▸ O PROBLEMA: Repita, sem nenhuma alteração, o trecho do documento que começa em "Oil, pepper, sugar." e segue até "Mão Esquerda (2001)".

11/30/2011

Mesa Posta (2003)

Abóbora, pimentão,
pimenta-do-reino, batatas sobre a mesa.
Oil, pepper, sugar.
Frascos em língua inglesa.
Olho para a toalha sobre a qual como
e só me resta a cruel incerteza:
Eu comprei tomate?

11/29/2011

Minha Mão Esquerda (2001)

Não quero mais escrever poesia

Não quero mais escrever poesia.
A risada não se explica
O sorriso não pede expressão
A luz, que aquece mesmo as madrugadas
é sentida na pele, e a pele, no toque
e o toque, em vão.

Em vão?
Jamais!
Aqui fico com o poeta:
porque a vida só se dá a quem a ela se deu

E a escrita, pois?
A escrita está cá para quem dela precisa
Amiga fiel, das horas tristes,
exprime o sentido da confusão,
Ou o que foi, só, sentido.

Não, a risada não quer palavras.

Mas a risada, amiga alegre,
é instável, fugidia
Desaparece no mesmo raio em que veio
E eu, que não mais quero,
Fico cá a escrever poesia.

11/28/2011

Lânguida (2010)

No pequeno escritório escuro de quarto andar ainda ouve-se a rua, que por sua vez ignora o que aqui se passa. De fato, não passa nada. A noite já longa revela pouco mais que a fumaça do cinzeiro e, por trás dela, o rosto cansado do homem que revira as cinzas como quem revira o resto de um passado que não se permite morrer.

Quem era afinal a pessoa que procurava? Por certo buscava alguém, era isso que as muitas fotos em preto-e-branco mostravam. Momentos no tempo, testemunhos de atos de amor, vidas alheias roubadas pela câmera inquisidora. Pareciam felizes, apesar de algo estranho transparecer. As fotografias capturavam tudo, todos os pequenos toques, carícias, abraços e mesmo as curiosas e freqüentes mordidas que os amantes pareciam gostar de trocar, mas nunca fixaram nos negativos o rosto daquela mulher.

Detetive, afinal, era o que dizia o letreiro fixado ao vidro da velha porta. DETE IVE, na verdade, sinal dos anos de desleixo que deixaram suas marcas também no piso gasto e na mesa manchada de cinza claro, testemunho de incontáveis cigarros. Os olhos, vermelhos, fatigados, consolados pelo eterno copo de scotch, pareciam percorrer cada anotação, registro ou detalhe de um caso que, daquela forma, à meia luz, era ainda mais insolúvel. Sua cliente o exigia – precisava, a todo custo - saber quem era a responsável pelo fim abrupto da sua felicidade; fora trocada por outra, mas que outra? Ele, por sua vez, precisava de dinheiro. Quando daria, por fim, um nome ao pesadelo louro das fotos, essa rompedora de noivados?

Ouviu passos no corredor. O distinto ruído do encontro do bico fino de um salto alto com o velho assoalho do edifício já centenário. Algo inesperado àquela hora da madrugada, não costumava receber visitas, nem mesmo de dia e, a julgar pelo amarrotado de sua camisa, algum tempo passara desde a última vez que se preocupara em encontrar alguém. O trabalho de investigação é muito solitário.

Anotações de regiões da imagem
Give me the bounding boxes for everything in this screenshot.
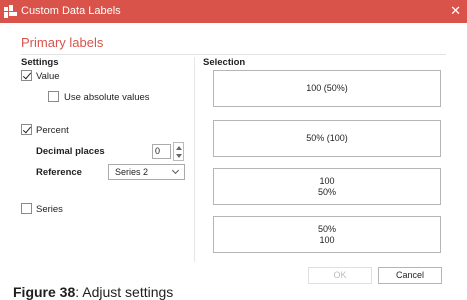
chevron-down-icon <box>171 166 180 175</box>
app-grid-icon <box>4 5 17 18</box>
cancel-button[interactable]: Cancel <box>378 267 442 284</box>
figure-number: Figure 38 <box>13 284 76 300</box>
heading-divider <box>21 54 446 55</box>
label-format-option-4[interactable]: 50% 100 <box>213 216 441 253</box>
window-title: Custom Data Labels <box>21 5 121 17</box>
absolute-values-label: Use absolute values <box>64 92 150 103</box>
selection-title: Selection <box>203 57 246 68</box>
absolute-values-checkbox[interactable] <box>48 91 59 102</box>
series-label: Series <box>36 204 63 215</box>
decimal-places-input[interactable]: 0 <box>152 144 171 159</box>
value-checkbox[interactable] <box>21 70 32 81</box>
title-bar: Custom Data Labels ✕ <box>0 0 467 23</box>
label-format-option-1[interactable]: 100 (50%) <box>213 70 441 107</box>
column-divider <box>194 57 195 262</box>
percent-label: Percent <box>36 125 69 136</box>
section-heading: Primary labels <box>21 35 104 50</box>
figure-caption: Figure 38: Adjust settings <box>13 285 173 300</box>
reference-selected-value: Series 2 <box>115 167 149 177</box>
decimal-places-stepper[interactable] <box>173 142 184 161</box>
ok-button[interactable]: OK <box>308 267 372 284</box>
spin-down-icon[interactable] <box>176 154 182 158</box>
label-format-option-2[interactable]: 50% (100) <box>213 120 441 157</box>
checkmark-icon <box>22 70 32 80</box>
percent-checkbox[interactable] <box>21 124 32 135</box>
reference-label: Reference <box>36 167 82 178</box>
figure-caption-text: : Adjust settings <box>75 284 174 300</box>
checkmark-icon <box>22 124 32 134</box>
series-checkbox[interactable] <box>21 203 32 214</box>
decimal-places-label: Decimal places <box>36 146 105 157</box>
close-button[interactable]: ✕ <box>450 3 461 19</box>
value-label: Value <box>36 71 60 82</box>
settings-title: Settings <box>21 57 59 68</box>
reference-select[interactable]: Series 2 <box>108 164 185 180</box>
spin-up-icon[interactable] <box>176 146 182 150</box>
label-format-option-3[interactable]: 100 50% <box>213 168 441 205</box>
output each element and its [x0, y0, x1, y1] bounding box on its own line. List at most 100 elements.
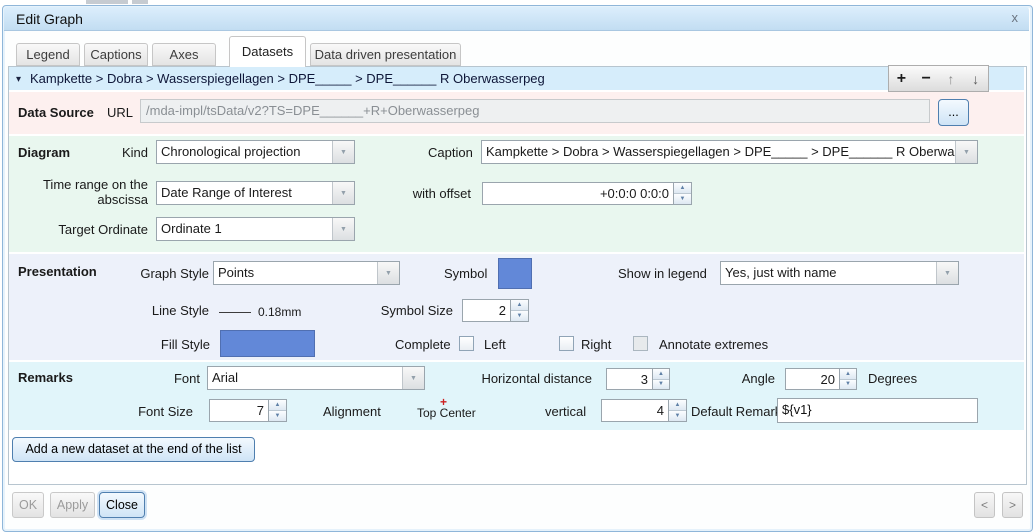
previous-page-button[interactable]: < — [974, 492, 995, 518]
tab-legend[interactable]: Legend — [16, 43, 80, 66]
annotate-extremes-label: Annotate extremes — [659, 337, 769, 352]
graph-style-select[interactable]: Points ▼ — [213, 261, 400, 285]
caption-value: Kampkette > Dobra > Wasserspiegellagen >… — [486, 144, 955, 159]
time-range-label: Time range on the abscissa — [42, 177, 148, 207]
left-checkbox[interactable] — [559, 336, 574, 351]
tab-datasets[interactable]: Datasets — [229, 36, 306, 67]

▸ RESPOSTA ESCRITA:
Oil, pepper, sugar.
Frascos em língua inglesa.
Olho para a toalha sobre a qual como
e só me resta a cruel incerteza:
Eu comprei tomate?

11/29/2011

Minha Mão Esquerda (2001)